■ **WRITTEN PROBLEM**
Below are the records; copy each line in them that holds the word "相负输入".
**********
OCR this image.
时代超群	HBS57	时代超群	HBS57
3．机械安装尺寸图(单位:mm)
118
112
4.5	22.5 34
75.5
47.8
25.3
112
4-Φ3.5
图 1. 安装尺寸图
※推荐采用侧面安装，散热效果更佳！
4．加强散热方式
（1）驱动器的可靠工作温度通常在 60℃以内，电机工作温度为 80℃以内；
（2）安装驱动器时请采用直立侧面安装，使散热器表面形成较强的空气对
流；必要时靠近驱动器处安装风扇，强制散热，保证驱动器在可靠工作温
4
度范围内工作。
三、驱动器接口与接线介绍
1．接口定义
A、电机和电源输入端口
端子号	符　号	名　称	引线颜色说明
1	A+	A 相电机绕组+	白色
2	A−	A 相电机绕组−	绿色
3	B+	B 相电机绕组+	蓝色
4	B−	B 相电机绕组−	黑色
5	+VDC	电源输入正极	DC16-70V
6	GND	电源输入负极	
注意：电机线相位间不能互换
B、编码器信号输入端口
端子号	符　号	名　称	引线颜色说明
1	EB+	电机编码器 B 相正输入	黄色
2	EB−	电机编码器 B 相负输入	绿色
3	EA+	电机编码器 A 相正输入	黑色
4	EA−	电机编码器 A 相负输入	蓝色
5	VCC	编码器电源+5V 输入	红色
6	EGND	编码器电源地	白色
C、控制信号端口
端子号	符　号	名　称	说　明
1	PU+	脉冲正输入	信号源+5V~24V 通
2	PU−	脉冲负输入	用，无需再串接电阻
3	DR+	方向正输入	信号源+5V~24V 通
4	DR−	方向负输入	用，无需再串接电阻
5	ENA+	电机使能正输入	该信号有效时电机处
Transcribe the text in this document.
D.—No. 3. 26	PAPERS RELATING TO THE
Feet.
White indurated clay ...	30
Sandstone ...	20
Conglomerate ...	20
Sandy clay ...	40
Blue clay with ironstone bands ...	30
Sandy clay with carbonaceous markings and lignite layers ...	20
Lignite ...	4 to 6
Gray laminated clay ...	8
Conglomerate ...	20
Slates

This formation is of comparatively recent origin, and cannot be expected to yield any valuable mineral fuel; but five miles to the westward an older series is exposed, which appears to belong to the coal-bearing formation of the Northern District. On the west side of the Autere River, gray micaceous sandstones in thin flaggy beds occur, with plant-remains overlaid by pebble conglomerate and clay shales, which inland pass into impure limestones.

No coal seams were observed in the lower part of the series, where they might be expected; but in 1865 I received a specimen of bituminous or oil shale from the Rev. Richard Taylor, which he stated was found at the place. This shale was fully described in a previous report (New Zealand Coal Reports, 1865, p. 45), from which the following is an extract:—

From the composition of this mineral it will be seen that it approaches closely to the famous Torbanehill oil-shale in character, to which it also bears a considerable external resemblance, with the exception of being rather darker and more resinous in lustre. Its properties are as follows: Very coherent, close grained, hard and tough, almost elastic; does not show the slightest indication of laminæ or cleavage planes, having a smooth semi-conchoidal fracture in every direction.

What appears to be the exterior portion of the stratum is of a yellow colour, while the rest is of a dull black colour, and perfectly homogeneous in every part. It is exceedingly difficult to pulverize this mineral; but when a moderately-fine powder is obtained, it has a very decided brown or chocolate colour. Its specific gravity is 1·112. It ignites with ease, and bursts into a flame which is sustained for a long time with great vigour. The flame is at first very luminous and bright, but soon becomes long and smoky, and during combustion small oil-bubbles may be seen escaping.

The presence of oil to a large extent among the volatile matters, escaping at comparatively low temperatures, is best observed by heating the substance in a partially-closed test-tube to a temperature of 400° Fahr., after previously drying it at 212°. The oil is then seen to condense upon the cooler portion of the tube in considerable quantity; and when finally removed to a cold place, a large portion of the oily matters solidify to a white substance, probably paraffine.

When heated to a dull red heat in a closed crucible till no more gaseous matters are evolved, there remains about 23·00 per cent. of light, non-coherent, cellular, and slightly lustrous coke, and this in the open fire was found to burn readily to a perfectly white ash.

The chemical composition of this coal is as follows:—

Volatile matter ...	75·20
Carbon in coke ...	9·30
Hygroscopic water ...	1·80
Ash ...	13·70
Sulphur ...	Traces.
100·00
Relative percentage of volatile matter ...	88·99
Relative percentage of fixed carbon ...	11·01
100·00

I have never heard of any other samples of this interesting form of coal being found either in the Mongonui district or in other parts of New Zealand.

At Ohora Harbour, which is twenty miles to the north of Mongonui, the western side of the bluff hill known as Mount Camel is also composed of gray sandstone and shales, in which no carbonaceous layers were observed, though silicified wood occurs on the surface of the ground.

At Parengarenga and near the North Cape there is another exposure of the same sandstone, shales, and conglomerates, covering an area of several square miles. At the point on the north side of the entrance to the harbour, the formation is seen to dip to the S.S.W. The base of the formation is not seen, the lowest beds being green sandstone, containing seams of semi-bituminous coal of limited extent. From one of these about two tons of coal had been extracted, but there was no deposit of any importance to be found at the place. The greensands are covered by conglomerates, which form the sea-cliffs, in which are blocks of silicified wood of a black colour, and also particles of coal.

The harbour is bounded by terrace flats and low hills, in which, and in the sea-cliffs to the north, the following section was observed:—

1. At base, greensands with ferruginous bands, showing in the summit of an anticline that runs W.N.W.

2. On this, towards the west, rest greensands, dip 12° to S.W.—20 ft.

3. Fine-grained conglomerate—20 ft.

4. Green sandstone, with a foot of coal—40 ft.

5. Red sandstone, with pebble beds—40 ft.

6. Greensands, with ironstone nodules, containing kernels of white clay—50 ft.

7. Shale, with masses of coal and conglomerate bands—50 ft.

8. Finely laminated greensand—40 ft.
**********
■ **EXERCISE RESPONSE**
2	EB−	电机编码器 B 相负输入	绿色
4	EA−	电机编码器 A 相负输入	蓝色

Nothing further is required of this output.